[Figure record extracts]
|---|

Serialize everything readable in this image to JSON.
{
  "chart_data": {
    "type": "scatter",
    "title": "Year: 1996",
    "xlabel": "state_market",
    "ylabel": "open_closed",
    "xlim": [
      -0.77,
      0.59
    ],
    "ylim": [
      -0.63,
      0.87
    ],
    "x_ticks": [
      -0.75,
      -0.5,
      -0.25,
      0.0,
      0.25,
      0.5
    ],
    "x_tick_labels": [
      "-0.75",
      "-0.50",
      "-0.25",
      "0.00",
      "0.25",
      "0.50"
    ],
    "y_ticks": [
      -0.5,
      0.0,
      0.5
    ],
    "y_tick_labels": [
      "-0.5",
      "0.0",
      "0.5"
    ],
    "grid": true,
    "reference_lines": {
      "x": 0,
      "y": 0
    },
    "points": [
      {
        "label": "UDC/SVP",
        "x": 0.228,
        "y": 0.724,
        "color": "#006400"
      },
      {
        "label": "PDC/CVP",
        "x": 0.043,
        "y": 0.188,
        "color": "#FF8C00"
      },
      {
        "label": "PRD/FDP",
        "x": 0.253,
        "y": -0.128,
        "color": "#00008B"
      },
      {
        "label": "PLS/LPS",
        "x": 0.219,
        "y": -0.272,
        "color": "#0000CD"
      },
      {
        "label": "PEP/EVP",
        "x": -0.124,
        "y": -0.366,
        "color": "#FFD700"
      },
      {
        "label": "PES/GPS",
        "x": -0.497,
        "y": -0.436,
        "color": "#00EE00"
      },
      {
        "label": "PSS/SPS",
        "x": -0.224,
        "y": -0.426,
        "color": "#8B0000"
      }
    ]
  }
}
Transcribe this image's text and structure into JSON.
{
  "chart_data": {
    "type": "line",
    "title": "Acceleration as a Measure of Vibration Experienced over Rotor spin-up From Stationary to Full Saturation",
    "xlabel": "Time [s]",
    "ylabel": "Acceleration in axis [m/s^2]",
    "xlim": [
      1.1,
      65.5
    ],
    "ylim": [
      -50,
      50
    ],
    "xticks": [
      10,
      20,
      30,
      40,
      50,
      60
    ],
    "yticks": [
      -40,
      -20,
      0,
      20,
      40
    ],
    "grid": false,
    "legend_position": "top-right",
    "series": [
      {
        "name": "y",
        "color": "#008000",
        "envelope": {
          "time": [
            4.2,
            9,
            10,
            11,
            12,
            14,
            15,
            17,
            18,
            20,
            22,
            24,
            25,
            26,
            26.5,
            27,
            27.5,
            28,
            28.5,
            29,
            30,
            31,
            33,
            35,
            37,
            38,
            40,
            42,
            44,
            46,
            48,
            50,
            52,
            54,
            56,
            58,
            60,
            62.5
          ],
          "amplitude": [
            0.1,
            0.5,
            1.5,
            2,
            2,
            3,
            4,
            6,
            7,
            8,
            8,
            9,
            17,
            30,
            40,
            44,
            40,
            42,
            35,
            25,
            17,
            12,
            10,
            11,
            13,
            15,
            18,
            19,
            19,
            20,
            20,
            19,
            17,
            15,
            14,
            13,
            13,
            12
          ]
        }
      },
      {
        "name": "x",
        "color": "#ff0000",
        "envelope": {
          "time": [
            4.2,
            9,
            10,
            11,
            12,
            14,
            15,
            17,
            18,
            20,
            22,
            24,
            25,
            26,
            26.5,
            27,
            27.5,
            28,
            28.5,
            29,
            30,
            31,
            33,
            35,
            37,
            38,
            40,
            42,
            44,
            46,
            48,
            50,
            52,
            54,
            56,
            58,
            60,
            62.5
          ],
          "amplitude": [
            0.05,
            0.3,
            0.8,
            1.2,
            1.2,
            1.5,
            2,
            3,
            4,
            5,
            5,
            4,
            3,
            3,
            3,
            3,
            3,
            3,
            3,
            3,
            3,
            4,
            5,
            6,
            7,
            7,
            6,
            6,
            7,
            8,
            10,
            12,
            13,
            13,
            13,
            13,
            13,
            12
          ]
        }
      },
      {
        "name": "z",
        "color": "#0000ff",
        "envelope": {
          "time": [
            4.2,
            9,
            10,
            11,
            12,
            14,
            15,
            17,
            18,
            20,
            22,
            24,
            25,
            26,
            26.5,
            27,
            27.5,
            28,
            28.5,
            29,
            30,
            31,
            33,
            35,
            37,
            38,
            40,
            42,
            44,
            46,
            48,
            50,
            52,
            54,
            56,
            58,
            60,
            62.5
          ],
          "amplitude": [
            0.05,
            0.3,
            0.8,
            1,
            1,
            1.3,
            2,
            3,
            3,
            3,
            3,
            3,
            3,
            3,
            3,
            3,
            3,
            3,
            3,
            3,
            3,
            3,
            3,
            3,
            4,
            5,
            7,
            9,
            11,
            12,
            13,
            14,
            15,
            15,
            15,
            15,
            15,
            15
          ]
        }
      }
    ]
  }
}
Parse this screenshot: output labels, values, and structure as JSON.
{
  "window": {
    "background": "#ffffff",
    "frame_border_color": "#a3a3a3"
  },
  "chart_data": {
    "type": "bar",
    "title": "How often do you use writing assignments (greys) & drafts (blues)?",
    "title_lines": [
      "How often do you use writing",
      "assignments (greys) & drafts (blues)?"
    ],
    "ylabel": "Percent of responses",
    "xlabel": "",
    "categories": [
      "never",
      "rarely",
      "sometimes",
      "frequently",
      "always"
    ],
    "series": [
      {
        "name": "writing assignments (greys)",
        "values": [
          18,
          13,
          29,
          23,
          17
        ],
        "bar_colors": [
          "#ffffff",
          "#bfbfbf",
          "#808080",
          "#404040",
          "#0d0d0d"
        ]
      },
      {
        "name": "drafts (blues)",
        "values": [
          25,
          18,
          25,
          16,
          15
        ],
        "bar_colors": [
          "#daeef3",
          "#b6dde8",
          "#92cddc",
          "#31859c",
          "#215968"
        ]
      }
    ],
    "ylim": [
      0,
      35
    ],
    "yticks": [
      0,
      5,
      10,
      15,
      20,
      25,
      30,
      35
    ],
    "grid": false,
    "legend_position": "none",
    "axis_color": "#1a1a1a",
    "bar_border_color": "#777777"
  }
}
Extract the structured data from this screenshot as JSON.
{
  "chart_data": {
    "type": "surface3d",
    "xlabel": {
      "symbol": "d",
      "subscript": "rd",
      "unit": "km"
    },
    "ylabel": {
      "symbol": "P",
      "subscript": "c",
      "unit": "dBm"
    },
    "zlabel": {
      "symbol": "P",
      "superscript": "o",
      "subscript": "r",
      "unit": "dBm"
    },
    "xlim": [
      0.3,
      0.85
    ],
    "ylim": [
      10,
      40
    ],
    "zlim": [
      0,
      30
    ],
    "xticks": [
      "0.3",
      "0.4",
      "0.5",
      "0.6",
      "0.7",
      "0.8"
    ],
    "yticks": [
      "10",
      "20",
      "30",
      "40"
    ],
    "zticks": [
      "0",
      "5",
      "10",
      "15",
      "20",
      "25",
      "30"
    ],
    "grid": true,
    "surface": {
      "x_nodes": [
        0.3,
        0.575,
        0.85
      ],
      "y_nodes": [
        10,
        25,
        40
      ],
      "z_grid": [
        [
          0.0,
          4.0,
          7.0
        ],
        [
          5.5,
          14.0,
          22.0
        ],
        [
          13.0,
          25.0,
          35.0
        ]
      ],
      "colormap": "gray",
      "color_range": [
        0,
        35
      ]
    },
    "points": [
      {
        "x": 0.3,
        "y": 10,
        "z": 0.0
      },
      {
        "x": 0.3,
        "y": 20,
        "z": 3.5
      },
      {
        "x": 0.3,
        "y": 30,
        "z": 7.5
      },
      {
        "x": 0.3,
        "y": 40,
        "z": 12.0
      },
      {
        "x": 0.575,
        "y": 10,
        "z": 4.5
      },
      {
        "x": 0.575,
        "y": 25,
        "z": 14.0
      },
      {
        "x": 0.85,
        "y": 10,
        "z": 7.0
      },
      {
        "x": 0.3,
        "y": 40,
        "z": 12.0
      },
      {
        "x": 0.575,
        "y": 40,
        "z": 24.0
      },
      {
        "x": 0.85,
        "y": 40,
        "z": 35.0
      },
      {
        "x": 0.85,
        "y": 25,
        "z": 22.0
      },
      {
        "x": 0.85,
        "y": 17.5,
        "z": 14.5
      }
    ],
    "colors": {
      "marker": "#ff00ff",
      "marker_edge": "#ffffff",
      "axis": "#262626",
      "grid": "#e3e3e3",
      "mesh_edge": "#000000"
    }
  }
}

|---|

§ **REQUIRED TASK**
Scan the listing above. Collect all lines with the word "writing".

§ **WRITTEN ANSWER**
    "title": "How often do you use writing assignments (greys) & drafts (blues)?",
      "How often do you use writing",
        "name": "writing assignments (greys)",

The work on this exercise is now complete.